# Written request
In the records below, find each line with the word "color" and copy it.

# Items from a figure collection
·····
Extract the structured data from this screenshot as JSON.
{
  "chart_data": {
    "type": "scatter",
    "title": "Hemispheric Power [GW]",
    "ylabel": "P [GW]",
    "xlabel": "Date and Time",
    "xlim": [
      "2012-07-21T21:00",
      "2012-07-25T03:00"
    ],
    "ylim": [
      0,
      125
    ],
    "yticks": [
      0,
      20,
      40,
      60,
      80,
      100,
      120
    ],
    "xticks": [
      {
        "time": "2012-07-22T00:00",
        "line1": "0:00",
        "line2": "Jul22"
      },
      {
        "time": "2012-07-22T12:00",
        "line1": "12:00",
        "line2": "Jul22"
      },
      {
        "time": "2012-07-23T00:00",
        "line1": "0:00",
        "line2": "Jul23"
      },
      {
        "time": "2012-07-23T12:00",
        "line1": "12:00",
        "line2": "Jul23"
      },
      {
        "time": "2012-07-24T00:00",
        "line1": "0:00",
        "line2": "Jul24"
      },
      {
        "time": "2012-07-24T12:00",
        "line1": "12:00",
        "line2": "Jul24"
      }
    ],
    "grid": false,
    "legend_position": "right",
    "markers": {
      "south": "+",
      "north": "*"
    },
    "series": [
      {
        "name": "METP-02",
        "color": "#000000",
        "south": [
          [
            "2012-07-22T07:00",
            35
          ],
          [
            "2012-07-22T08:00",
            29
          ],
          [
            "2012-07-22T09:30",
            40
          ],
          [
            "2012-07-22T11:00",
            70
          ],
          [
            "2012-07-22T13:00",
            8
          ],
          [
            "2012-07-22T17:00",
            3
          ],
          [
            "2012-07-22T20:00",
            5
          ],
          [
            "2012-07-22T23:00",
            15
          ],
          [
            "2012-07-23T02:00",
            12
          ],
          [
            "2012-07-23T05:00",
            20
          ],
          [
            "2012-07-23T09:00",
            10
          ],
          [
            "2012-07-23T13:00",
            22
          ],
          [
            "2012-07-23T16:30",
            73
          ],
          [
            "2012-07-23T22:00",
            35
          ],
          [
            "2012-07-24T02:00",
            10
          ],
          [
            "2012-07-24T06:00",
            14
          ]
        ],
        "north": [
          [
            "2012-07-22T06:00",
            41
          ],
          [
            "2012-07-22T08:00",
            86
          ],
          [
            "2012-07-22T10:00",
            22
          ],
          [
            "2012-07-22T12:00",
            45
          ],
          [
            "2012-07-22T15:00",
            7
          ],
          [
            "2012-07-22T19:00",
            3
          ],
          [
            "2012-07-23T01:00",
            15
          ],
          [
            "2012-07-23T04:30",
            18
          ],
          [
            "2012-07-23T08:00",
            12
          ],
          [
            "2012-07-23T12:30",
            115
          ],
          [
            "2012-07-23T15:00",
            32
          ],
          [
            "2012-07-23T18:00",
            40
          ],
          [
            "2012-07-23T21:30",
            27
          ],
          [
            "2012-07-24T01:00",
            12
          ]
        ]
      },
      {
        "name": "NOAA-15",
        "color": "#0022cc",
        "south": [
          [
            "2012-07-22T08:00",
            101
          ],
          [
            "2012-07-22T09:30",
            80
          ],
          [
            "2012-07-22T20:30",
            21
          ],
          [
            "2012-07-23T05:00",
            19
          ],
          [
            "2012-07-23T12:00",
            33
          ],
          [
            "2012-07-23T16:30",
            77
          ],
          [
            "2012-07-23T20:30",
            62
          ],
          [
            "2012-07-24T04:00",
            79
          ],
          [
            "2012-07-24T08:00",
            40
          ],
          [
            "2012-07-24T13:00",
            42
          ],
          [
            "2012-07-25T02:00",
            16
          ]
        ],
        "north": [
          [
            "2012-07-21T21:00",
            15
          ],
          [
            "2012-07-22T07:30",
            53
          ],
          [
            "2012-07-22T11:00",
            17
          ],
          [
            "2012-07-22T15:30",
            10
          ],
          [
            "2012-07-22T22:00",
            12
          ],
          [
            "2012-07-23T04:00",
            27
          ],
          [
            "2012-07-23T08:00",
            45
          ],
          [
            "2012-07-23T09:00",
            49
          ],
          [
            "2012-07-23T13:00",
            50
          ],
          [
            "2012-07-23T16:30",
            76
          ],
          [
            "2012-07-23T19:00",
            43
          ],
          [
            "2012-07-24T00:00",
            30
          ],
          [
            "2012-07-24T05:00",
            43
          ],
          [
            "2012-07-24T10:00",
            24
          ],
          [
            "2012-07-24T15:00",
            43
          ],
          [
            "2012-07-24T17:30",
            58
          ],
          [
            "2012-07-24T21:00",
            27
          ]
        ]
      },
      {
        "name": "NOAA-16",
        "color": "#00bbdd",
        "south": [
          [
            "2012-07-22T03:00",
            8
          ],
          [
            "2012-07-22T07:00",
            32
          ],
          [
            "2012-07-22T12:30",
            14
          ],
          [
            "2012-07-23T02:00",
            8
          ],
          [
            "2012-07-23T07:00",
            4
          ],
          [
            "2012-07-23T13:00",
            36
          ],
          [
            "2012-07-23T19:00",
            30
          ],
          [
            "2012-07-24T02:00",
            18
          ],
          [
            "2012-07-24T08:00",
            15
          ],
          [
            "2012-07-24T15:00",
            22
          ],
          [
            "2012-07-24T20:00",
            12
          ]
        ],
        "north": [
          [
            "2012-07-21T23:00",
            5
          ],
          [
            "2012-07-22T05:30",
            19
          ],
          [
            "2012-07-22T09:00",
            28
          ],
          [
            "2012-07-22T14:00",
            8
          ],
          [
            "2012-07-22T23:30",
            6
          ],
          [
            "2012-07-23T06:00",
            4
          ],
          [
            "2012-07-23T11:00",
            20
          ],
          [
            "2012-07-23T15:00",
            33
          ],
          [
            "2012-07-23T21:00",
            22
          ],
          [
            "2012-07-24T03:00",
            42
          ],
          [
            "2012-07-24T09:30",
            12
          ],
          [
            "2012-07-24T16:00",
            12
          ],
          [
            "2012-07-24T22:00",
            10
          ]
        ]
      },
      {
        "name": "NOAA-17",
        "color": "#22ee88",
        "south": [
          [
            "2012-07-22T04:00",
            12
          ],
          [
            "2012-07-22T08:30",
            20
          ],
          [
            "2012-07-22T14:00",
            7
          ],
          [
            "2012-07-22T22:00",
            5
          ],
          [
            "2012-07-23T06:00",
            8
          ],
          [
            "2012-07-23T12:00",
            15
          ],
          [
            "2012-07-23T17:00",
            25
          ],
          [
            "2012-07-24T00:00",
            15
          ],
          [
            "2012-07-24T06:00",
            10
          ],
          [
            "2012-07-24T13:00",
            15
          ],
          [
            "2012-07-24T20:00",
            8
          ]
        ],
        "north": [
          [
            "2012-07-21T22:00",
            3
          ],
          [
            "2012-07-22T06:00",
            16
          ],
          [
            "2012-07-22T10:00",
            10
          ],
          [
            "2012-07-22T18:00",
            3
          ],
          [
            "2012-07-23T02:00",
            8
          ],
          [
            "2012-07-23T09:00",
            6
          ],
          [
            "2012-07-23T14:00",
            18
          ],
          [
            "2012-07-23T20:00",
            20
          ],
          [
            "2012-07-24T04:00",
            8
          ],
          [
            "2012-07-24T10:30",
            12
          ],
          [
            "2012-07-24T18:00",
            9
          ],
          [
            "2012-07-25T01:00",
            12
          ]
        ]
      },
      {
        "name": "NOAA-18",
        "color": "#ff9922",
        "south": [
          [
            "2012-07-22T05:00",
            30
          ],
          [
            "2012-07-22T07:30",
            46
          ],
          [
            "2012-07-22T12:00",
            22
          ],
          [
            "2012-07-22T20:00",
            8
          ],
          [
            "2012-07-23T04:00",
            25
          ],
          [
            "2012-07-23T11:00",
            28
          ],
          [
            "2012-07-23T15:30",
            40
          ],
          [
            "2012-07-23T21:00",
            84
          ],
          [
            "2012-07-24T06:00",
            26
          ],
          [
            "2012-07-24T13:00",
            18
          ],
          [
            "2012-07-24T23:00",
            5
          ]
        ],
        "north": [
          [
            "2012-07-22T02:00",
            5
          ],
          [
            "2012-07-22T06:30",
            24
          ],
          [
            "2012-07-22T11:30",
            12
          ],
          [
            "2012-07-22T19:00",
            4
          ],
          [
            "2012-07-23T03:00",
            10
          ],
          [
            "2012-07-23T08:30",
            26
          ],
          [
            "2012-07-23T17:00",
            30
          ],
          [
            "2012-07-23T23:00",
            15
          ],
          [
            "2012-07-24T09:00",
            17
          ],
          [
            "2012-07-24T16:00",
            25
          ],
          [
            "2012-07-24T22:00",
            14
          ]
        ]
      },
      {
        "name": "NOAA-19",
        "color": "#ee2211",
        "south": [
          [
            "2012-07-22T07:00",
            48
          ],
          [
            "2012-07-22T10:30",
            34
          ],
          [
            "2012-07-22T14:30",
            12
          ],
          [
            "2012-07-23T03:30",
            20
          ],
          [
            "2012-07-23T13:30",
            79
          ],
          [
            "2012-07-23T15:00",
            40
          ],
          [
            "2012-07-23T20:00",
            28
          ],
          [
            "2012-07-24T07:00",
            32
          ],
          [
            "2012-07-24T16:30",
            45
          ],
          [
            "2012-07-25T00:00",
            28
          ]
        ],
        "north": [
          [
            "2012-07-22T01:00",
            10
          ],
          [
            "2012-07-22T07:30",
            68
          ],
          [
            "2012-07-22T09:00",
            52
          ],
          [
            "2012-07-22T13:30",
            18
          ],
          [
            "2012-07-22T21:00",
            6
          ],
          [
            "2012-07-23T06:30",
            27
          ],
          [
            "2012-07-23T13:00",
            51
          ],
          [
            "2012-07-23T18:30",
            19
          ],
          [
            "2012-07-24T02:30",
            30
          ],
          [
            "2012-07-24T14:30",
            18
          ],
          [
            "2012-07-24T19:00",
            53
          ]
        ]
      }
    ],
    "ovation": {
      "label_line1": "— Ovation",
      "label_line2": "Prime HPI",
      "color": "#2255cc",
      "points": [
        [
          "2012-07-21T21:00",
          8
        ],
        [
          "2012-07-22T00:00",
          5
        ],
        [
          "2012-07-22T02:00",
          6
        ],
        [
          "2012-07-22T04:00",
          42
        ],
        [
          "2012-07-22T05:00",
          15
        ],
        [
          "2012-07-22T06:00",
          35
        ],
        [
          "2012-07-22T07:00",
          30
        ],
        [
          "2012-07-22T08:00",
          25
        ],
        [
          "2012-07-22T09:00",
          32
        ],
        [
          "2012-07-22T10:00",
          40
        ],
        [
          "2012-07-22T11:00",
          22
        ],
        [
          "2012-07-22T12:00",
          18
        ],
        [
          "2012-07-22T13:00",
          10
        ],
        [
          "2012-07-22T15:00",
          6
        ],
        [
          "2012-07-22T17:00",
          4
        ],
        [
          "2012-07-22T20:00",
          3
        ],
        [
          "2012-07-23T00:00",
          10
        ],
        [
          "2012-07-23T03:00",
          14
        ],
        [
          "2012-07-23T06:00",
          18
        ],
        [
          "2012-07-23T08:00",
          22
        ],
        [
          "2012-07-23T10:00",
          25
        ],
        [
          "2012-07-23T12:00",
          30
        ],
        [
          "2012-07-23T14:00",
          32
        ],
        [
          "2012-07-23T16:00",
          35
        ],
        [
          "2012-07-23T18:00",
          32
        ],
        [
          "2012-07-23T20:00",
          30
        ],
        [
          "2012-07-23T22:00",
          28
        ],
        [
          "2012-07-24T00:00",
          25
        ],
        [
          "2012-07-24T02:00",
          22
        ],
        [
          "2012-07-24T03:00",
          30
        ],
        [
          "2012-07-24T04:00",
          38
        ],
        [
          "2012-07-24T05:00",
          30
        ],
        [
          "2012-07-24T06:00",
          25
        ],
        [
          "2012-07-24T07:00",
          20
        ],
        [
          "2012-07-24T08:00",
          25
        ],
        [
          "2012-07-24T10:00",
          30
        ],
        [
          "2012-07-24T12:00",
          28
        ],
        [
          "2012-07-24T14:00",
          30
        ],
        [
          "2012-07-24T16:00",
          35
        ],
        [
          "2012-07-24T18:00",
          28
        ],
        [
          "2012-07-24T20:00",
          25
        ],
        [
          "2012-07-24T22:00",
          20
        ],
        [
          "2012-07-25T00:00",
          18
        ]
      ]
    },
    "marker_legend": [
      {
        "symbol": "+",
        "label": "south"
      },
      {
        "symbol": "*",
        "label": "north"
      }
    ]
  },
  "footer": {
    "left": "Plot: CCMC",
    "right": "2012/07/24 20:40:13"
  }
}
·····
# Solution below
        "color": "#000000",
        "color": "#0022cc",
        "color": "#00bbdd",
        "color": "#22ee88",
        "color": "#ff9922",
        "color": "#ee2211",
      "color": "#2255cc",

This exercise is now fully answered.